-------- Records for this exercise --------
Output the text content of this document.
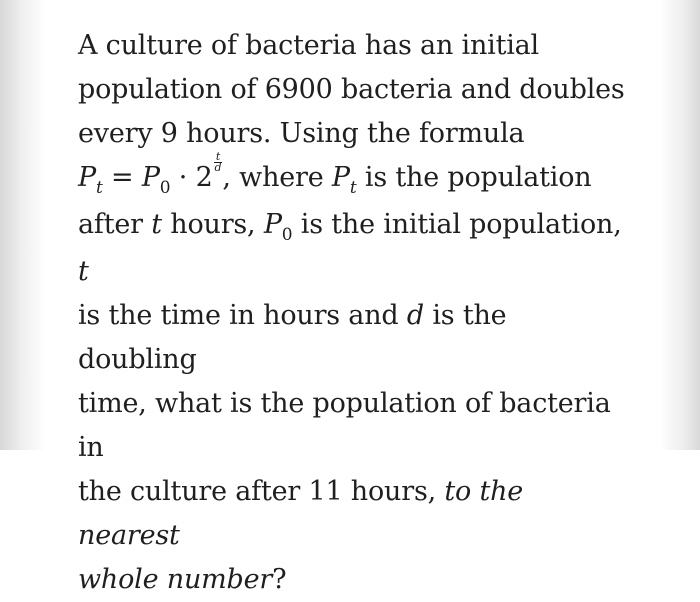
A culture of bacteria has an initial
population of 6900 bacteria and doubles
every 9 hours. Using the formula
$P_t = P_0 \cdot 2 \frac{t}{d}$ , where $P_t$ is the population
after t hours, $P_0$ is the initial population, t
is the time in hours and d is the doubling
time, what is the population of bacteria in
the culture after 11 hours, to the nearest
whole number?
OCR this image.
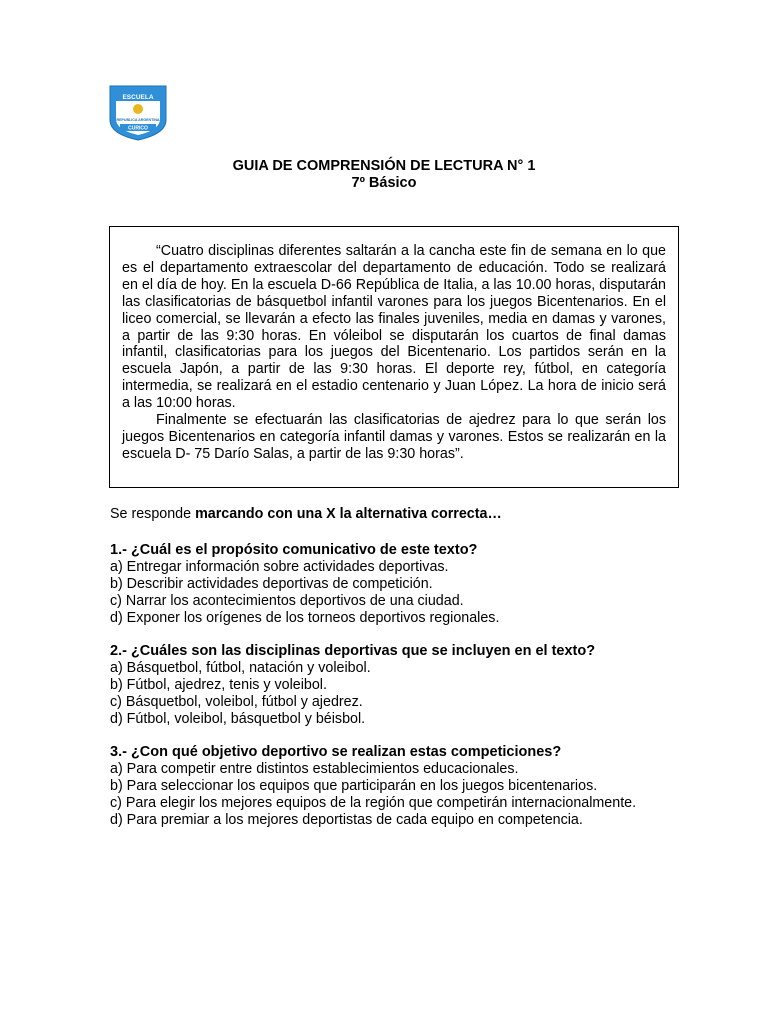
ESCUELA
REPUBLICA ARGENTINA
CURICO
GUIA DE COMPRENSIÓN DE LECTURA N° 1
7º Básico

“Cuatro disciplinas diferentes saltarán a la cancha este fin de semana en lo que es el departamento extraescolar del departamento de educación. Todo se realizará en el día de hoy. En la escuela D-66 República de Italia, a las 10.00 horas, disputarán las clasificatorias de básquetbol infantil varones para los juegos Bicentenarios. En el liceo comercial, se llevarán a efecto las finales juveniles, media en damas y varones, a partir de las 9:30 horas. En vóleibol se disputarán los cuartos de final damas infantil, clasificatorias para los juegos del Bicentenario. Los partidos serán en la escuela Japón, a partir de las 9:30 horas. El deporte rey, fútbol, en categoría intermedia, se realizará en el estadio centenario y Juan López. La hora de inicio será a las 10:00 horas.

Finalmente se efectuarán las clasificatorias de ajedrez para lo que serán los juegos Bicentenarios en categoría infantil damas y varones. Estos se realizarán en la escuela D- 75 Darío Salas, a partir de las 9:30 horas”.

Se responde marcando con una X la alternativa correcta…

1.- ¿Cuál es el propósito comunicativo de este texto?

a) Entregar información sobre actividades deportivas.
b) Describir actividades deportivas de competición.
c) Narrar los acontecimientos deportivos de una ciudad.
d) Exponer los orígenes de los torneos deportivos regionales.

2.- ¿Cuáles son las disciplinas deportivas que se incluyen en el texto?

a) Básquetbol, fútbol, natación y voleibol.
b) Fútbol, ajedrez, tenis y voleibol.
c) Básquetbol, voleibol, fútbol y ajedrez.
d) Fútbol, voleibol, básquetbol y béisbol.

3.- ¿Con qué objetivo deportivo se realizan estas competiciones?

a) Para competir entre distintos establecimientos educacionales.
b) Para seleccionar los equipos que participarán en los juegos bicentenarios.
c) Para elegir los mejores equipos de la región que competirán internacionalmente.
d) Para premiar a los mejores deportistas de cada equipo en competencia.
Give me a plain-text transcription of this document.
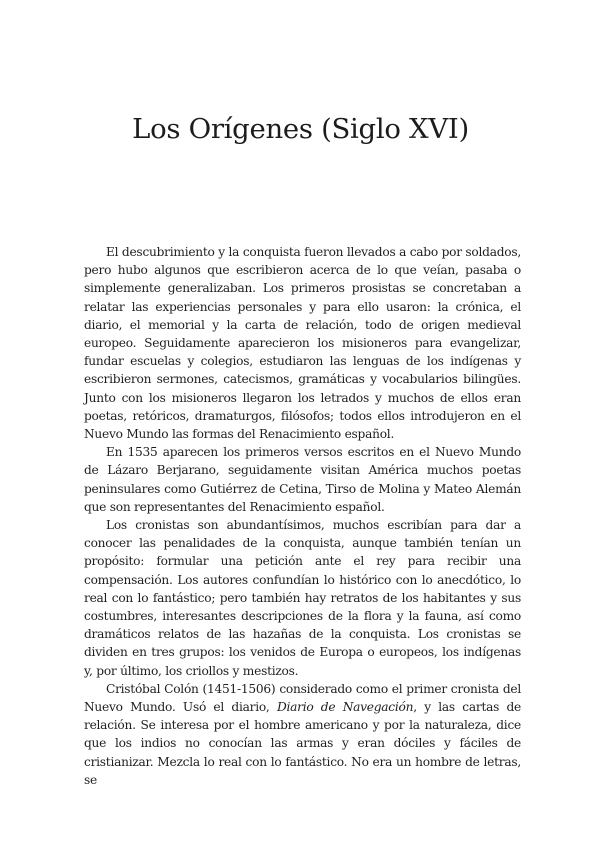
Los Orígenes (Siglo XVI)

El descubrimiento y la conquista fueron llevados a cabo por soldados, pero hubo algunos que escribieron acerca de lo que veían, pasaba o simplemente generalizaban. Los primeros prosistas se concretaban a relatar las experiencias personales y para ello usaron: la crónica, el diario, el memorial y la carta de relación, todo de origen medieval europeo. Seguidamente aparecieron los misioneros para evangelizar, fundar escuelas y colegios, estudiaron las lenguas de los indígenas y escribieron sermones, catecismos, gramáticas y vocabularios bilingües. Junto con los misioneros llegaron los letrados y muchos de ellos eran poetas, retóricos, dramaturgos, filósofos; todos ellos introdujeron en el Nuevo Mundo las formas del Renacimiento español.

En 1535 aparecen los primeros versos escritos en el Nuevo Mundo de Lázaro Berjarano, seguidamente visitan América muchos poetas peninsulares como Gutiérrez de Cetina, Tirso de Molina y Mateo Alemán que son representantes del Renacimiento español.

Los cronistas son abundantísimos, muchos escribían para dar a conocer las penalidades de la conquista, aunque también tenían un propósito: formular una petición ante el rey para recibir una compensación. Los autores confundían lo histórico con lo anecdótico, lo real con lo fantástico; pero también hay retratos de los habitantes y sus costumbres, interesantes descripciones de la flora y la fauna, así como dramáticos relatos de las hazañas de la conquista. Los cronistas se dividen en tres grupos: los venidos de Europa o europeos, los indígenas y, por último, los criollos y mestizos.

Cristóbal Colón (1451-1506) considerado como el primer cronista del Nuevo Mundo. Usó el diario, Diario de Navegación, y las cartas de relación. Se interesa por el hombre americano y por la naturaleza, dice que los indios no conocían las armas y eran dóciles y fáciles de cristianizar. Mezcla lo real con lo fantástico. No era un hombre de letras, se
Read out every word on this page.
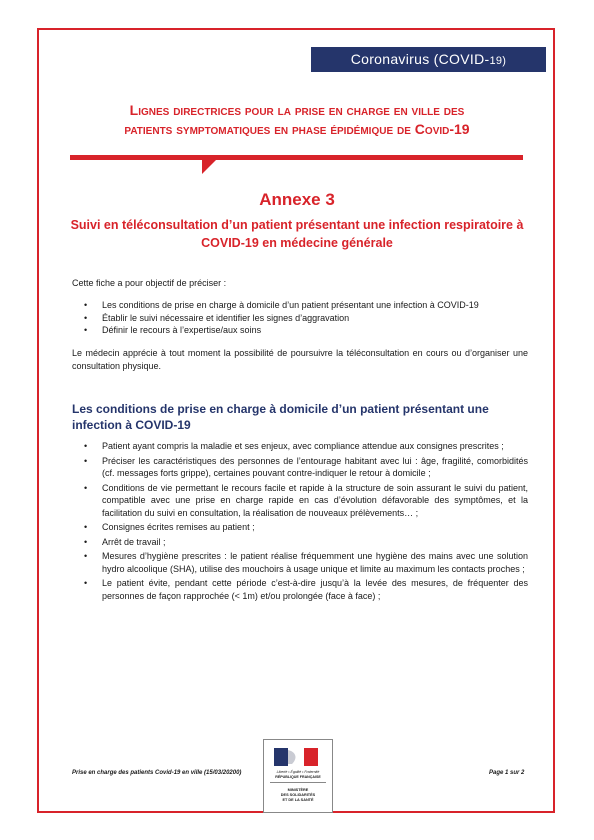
Coronavirus (COVID-19)
Lignes directrices pour la prise en charge en ville des
patients symptomatiques en phase épidémique de Covid-19
Annexe 3
Suivi en téléconsultation d’un patient présentant une infection respiratoire à
COVID-19 en médecine générale
Cette fiche a pour objectif de préciser :
• Les conditions de prise en charge à domicile d’un patient présentant une infection à COVID-19
• Établir le suivi nécessaire et identifier les signes d’aggravation
• Définir le recours à l’expertise/aux soins
Le médecin apprécie à tout moment la possibilité de poursuivre la téléconsultation en cours ou d’organiser une consultation physique.
Les conditions de prise en charge à domicile d’un patient présentant une infection à COVID-19
• Patient ayant compris la maladie et ses enjeux, avec compliance attendue aux consignes prescrites ;
• Préciser les caractéristiques des personnes de l’entourage habitant avec lui : âge, fragilité, comorbidités (cf. messages forts grippe), certaines pouvant contre-indiquer le retour à domicile ;
• Conditions de vie permettant le recours facile et rapide à la structure de soin assurant le suivi du patient, compatible avec une prise en charge rapide en cas d’évolution défavorable des symptômes, et la facilitation du suivi en consultation, la réalisation de nouveaux prélèvements… ;
• Consignes écrites remises au patient ;
• Arrêt de travail ;
• Mesures d’hygiène prescrites : le patient réalise fréquemment une hygiène des mains avec une solution hydro alcoolique (SHA), utilise des mouchoirs à usage unique et limite au maximum les contacts proches ;
• Le patient évite, pendant cette période c’est-à-dire jusqu’à la levée des mesures, de fréquenter des personnes de façon rapprochée (< 1m) et/ou prolongée (face à face) ;
Prise en charge des patients Covid-19 en ville (15/03/20200)	Page 1 sur 2
Liberté • Égalité • Fraternité
RÉPUBLIQUE FRANÇAISE
MINISTÈRE
DES SOLIDARITÉS
ET DE LA SANTÉ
--------
Among the lines of the data, some may contain the string "prescrites"; report how many, and nothing more.

- Exercise answer
2